Job:
Rewrite the material below, changing every "Constante" to "Intercepto" and leaving everything else untouched.

---------- Data for this exercise ----------

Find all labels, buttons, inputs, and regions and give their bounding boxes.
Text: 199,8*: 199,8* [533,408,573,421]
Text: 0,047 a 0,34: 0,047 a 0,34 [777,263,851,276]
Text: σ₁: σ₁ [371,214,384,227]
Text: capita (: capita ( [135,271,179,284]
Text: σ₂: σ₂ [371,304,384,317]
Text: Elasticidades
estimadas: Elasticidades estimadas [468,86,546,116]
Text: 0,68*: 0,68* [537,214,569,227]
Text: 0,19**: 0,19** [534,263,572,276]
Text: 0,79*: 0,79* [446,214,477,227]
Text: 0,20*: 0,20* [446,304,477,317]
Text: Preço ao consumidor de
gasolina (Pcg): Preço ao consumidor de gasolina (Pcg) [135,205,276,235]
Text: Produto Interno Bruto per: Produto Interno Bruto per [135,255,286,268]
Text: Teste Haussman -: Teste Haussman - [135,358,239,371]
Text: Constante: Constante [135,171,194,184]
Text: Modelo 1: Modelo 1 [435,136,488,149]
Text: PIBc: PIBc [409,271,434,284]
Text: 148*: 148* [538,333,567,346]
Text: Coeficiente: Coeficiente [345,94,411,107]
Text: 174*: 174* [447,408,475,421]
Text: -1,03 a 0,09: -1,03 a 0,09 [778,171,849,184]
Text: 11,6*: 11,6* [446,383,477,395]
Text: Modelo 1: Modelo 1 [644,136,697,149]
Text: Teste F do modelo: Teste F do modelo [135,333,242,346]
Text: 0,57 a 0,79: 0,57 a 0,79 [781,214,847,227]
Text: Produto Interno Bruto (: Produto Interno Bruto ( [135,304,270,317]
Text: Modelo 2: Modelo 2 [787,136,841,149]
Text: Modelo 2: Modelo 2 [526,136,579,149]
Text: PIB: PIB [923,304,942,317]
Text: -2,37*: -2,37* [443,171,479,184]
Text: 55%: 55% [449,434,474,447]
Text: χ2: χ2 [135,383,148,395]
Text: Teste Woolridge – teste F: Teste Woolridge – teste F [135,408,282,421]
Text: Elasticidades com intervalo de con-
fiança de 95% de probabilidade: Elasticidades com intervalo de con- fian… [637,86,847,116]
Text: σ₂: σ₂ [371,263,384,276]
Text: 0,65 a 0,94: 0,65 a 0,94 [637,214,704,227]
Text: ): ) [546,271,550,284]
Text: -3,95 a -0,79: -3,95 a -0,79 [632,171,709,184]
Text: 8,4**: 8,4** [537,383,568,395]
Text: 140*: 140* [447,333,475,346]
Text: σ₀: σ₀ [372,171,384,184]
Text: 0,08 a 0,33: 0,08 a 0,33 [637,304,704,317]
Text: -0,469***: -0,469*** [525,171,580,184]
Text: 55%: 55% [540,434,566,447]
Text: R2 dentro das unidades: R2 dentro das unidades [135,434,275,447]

----------

Result of the task:
Find all labels, buttons, inputs, and regions and give their bounding boxes.
Text: 199,8*: 199,8* [533,408,573,421]
Text: 0,047 a 0,34: 0,047 a 0,34 [777,263,851,276]
Text: σ₁: σ₁ [371,214,384,227]
Text: capita (: capita ( [135,271,179,284]
Text: σ₂: σ₂ [371,304,384,317]
Text: Elasticidades
estimadas: Elasticidades estimadas [468,86,546,116]
Text: 0,68*: 0,68* [537,214,569,227]
Text: 0,19**: 0,19** [534,263,572,276]
Text: 0,79*: 0,79* [446,214,477,227]
Text: 0,20*: 0,20* [446,304,477,317]
Text: Preço ao consumidor de
gasolina (Pcg): Preço ao consumidor de gasolina (Pcg) [135,205,276,235]
Text: Produto Interno Bruto per: Produto Interno Bruto per [135,255,286,268]
Text: Teste Haussman -: Teste Haussman - [135,358,239,371]
Text: Intercepto: Intercepto [135,171,194,184]
Text: Modelo 1: Modelo 1 [435,136,488,149]
Text: PIBc: PIBc [409,271,434,284]
Text: 148*: 148* [538,333,567,346]
Text: Coeficiente: Coeficiente [345,94,411,107]
Text: 174*: 174* [447,408,475,421]
Text: -1,03 a 0,09: -1,03 a 0,09 [778,171,849,184]
Text: 11,6*: 11,6* [446,383,477,395]
Text: Modelo 1: Modelo 1 [644,136,697,149]
Text: Teste F do modelo: Teste F do modelo [135,333,242,346]
Text: 0,57 a 0,79: 0,57 a 0,79 [781,214,847,227]
Text: Produto Interno Bruto (: Produto Interno Bruto ( [135,304,270,317]
Text: Modelo 2: Modelo 2 [787,136,841,149]
Text: Modelo 2: Modelo 2 [526,136,579,149]
Text: PIB: PIB [923,304,942,317]
Text: -2,37*: -2,37* [443,171,479,184]
Text: 55%: 55% [449,434,474,447]
Text: χ2: χ2 [135,383,148,395]
Text: Teste Woolridge – teste F: Teste Woolridge – teste F [135,408,282,421]
Text: Elasticidades com intervalo de con-
fiança de 95% de probabilidade: Elasticidades com intervalo de con- fian… [637,86,847,116]
Text: σ₂: σ₂ [371,263,384,276]
Text: 0,65 a 0,94: 0,65 a 0,94 [637,214,704,227]
Text: ): ) [546,271,550,284]
Text: -3,95 a -0,79: -3,95 a -0,79 [632,171,709,184]
Text: 8,4**: 8,4** [537,383,568,395]
Text: 140*: 140* [447,333,475,346]
Text: σ₀: σ₀ [372,171,384,184]
Text: 0,08 a 0,33: 0,08 a 0,33 [637,304,704,317]
Text: -0,469***: -0,469*** [525,171,580,184]
Text: 55%: 55% [540,434,566,447]
Text: R2 dentro das unidades: R2 dentro das unidades [135,434,275,447]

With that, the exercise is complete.